Texto para revisar =>

= = = =

Sheinbaum y el desafío de respaldar a Grecia Quiroz
El 8 de julio de 2026, el Tribunal Electoral del Estado de Michoacán, resolvió por unanimidad que el senador Gerardo Fernández Noroña, incurrió en violencia política contra las mujeres en razón de género en perjuicio de la presidenta municipal de Uruapan, Grecia Quiroz. La sentencia ordena medidas de reparación y abre un debate que trasciende lo jurídico: pone a prueba la congruencia del discurso oficial sobre la defensa de los derechos de las mujeres.
Un día después, el 9 de julio, la presidenta Claudia Sheinbaum fue cuestionada sobre el caso durante su conferencia matutina. Su respuesta fue mesurada: afirmó que las sanciones corresponden a las autoridades competentes, reconoció que Noroña no comparte el fallo porque sostiene que sus expresiones no obedecieron al hecho de que Quiroz sea mujer y sentenció: "Vamos a defender a las víctimas, siempre".
Esa frase tiene un profundo significado político. Porque, mientras la resolución judicial siga vigente, la víctima reconocida por el Tribunal es Grecia Quiroz. Defender a las víctimas no puede ser un compromiso selectivo ni condicionado por la militancia política del señalado.

= = = =

[Entradas de la colección]
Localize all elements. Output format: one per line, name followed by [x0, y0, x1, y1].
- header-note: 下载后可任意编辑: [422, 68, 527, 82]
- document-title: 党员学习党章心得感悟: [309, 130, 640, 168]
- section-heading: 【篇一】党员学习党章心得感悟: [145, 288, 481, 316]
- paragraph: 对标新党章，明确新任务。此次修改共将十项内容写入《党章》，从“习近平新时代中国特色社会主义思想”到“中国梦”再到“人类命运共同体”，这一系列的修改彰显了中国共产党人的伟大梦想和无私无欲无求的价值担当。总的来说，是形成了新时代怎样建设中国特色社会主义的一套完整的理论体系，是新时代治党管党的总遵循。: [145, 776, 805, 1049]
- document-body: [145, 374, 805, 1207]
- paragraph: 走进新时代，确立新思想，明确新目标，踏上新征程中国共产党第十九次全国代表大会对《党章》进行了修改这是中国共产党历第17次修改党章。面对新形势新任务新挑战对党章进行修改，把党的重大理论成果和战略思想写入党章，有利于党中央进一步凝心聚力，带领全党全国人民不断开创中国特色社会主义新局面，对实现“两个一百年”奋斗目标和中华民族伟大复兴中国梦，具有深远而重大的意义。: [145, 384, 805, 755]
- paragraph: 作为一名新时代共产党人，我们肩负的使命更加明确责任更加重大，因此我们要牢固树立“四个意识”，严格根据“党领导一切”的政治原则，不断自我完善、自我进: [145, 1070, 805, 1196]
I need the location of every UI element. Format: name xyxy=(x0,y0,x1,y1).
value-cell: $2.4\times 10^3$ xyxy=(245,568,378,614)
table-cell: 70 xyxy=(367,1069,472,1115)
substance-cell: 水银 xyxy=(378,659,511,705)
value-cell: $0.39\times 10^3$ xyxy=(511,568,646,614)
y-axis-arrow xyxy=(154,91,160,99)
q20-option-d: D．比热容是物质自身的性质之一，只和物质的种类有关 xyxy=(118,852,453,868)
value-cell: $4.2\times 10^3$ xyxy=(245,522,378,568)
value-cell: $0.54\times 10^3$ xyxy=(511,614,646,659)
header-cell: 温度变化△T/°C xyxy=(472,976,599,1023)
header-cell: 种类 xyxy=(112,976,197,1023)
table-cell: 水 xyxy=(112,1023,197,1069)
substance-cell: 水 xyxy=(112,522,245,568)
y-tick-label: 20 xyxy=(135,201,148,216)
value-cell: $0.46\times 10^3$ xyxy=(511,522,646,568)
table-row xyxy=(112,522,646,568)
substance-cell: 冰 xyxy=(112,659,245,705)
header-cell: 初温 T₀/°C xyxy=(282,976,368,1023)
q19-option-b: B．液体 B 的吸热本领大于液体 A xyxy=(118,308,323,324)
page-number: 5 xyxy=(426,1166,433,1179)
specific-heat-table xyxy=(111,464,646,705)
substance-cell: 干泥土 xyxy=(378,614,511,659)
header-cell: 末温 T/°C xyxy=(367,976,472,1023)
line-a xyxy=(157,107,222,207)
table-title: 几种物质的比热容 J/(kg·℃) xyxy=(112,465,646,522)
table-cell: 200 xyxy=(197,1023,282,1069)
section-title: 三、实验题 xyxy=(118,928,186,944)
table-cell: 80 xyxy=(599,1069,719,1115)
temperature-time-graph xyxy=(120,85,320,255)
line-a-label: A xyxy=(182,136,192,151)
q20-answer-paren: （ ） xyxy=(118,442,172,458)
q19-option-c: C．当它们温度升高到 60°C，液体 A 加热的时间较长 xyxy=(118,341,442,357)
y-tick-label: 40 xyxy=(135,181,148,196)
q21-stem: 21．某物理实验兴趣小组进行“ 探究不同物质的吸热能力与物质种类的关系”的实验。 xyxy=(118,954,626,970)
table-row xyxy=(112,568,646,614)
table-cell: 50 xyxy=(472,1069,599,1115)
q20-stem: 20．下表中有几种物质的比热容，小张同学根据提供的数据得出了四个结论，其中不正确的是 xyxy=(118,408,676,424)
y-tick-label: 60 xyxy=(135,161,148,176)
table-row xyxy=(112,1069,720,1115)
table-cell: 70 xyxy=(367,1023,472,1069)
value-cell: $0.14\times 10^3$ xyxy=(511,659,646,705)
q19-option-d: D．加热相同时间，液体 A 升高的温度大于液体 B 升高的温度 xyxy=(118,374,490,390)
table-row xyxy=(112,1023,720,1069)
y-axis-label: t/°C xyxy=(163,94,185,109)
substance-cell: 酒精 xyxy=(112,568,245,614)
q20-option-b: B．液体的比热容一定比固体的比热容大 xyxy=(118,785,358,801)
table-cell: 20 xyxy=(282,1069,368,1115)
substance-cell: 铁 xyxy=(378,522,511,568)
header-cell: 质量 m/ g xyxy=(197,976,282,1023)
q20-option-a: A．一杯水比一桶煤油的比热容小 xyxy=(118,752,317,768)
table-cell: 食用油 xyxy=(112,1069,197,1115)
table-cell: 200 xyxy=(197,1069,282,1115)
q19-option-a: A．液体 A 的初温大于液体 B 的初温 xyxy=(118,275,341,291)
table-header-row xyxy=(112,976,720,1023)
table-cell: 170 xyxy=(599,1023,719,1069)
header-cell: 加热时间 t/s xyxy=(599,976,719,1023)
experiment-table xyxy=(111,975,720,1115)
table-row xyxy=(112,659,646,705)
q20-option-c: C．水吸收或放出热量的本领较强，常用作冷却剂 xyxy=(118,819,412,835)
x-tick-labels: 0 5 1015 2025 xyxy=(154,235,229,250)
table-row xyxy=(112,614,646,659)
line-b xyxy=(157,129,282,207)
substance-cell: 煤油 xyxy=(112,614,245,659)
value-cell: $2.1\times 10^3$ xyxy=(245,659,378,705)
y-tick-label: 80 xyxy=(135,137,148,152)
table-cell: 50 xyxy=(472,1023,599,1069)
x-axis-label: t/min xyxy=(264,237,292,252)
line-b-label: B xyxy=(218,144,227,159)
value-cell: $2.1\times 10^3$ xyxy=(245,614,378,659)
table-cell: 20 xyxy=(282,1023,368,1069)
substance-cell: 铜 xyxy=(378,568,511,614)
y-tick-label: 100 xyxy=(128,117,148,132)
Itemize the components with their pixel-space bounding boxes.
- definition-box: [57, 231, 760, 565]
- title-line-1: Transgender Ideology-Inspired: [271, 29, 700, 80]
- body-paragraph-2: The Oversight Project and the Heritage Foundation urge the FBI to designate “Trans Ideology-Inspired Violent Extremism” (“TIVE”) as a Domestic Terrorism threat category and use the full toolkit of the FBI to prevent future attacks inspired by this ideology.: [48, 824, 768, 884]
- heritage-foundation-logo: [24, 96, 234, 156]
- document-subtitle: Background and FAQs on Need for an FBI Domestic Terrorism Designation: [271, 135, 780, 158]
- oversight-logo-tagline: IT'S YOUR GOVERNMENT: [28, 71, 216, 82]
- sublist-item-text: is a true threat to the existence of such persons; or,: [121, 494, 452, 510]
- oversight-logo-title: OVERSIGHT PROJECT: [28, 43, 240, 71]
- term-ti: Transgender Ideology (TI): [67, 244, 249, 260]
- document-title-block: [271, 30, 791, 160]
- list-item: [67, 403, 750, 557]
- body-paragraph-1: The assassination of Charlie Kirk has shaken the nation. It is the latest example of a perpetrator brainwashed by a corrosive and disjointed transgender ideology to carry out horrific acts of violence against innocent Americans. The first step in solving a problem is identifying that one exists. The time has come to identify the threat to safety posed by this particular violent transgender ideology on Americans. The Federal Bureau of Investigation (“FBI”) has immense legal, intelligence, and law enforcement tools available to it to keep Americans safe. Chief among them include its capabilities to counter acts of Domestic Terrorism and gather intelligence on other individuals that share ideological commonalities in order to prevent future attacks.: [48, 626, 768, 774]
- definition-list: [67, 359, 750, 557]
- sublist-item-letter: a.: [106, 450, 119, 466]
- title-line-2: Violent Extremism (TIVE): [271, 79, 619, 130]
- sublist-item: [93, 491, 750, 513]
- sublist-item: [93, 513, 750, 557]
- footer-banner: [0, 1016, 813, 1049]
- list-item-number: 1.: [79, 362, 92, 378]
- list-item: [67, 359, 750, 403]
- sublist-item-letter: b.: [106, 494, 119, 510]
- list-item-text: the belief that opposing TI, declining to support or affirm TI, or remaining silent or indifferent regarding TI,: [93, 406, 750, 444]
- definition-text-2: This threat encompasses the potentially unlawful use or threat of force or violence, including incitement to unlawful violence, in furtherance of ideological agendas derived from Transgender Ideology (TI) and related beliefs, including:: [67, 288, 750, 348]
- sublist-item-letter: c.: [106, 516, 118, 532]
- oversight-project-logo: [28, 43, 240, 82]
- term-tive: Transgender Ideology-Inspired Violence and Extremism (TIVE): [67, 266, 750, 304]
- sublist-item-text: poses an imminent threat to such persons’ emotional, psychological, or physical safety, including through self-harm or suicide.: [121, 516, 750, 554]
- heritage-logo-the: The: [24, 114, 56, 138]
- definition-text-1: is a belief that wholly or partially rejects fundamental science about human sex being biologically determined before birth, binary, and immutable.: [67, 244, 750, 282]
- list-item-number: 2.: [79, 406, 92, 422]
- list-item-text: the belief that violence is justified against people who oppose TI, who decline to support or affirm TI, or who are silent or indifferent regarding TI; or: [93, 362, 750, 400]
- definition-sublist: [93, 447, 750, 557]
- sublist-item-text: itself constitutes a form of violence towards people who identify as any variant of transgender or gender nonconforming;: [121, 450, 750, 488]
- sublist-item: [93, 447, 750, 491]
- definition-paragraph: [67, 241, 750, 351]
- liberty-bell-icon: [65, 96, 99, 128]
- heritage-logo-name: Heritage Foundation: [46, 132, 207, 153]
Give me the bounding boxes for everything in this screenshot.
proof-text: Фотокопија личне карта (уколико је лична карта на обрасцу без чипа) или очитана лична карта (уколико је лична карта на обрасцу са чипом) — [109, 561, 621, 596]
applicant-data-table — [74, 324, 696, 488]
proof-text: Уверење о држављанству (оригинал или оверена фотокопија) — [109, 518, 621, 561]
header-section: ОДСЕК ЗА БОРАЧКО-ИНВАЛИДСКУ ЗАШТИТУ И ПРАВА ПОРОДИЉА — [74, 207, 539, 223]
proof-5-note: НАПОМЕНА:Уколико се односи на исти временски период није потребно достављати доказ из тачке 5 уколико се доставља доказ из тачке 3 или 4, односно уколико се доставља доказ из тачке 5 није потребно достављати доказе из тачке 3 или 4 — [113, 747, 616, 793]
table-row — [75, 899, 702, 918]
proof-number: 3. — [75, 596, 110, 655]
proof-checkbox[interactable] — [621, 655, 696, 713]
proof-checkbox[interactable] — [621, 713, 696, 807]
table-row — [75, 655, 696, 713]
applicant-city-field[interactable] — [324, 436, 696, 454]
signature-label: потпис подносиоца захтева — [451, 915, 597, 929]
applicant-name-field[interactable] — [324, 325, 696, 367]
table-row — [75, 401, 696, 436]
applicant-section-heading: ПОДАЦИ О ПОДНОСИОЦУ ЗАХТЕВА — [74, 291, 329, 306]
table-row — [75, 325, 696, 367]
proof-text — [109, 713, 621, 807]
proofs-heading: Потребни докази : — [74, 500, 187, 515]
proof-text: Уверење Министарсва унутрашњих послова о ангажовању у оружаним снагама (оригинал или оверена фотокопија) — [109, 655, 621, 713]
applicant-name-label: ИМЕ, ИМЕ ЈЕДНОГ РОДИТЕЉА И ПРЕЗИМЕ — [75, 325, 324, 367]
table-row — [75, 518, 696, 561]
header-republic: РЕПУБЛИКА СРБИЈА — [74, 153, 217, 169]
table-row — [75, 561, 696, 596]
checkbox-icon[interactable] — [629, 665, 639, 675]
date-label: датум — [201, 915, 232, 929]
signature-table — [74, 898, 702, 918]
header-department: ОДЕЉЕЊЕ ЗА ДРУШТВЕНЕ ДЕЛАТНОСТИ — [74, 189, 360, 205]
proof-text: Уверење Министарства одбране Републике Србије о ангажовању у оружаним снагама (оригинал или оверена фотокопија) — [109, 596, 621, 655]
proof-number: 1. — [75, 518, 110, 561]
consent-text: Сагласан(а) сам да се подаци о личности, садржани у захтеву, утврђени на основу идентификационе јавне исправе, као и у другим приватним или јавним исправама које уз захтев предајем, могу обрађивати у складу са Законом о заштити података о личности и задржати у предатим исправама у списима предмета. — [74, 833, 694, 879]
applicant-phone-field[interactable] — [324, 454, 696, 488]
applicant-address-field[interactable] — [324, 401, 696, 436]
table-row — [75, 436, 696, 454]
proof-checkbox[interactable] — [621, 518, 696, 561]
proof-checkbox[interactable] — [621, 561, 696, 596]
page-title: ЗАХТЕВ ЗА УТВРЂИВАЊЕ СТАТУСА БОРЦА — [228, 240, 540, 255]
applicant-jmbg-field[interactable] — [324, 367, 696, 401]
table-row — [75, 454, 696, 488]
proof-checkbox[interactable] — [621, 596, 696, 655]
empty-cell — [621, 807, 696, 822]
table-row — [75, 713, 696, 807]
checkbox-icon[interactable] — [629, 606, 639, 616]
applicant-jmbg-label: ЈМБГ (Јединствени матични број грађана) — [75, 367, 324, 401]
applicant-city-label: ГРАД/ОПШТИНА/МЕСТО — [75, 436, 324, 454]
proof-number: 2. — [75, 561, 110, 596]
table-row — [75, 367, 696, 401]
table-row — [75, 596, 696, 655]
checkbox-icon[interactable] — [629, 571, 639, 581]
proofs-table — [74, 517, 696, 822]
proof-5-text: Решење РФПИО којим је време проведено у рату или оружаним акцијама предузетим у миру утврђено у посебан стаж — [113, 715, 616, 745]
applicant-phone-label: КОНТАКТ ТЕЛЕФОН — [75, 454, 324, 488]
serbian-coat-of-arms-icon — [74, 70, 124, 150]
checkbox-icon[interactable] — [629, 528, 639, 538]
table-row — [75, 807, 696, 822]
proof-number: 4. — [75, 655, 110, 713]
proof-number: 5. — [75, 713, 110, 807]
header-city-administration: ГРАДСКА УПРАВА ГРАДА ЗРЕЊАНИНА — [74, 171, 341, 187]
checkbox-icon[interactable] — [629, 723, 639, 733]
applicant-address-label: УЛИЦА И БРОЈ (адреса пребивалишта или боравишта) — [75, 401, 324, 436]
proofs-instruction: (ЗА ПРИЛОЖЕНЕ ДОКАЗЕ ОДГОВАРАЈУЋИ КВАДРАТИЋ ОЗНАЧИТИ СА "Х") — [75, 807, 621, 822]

= = = =

Escribe sin cambios el fragmento del texto sobre Sheinbaum y Grecia Quiroz que empieza en "Sheinbaum y el" y termina en "de las mujeres.".

Resultado =>
Sheinbaum y el desafío de respaldar a Grecia Quiroz
El 8 de julio de 2026, el Tribunal Electoral del Estado de Michoacán, resolvió por unanimidad que el senador Gerardo Fernández Noroña, incurrió en violencia política contra las mujeres en razón de género en perjuicio de la presidenta municipal de Uruapan, Grecia Quiroz. La sentencia ordena medidas de reparación y abre un debate que trasciende lo jurídico: pone a prueba la congruencia del discurso oficial sobre la defensa de los derechos de las mujeres.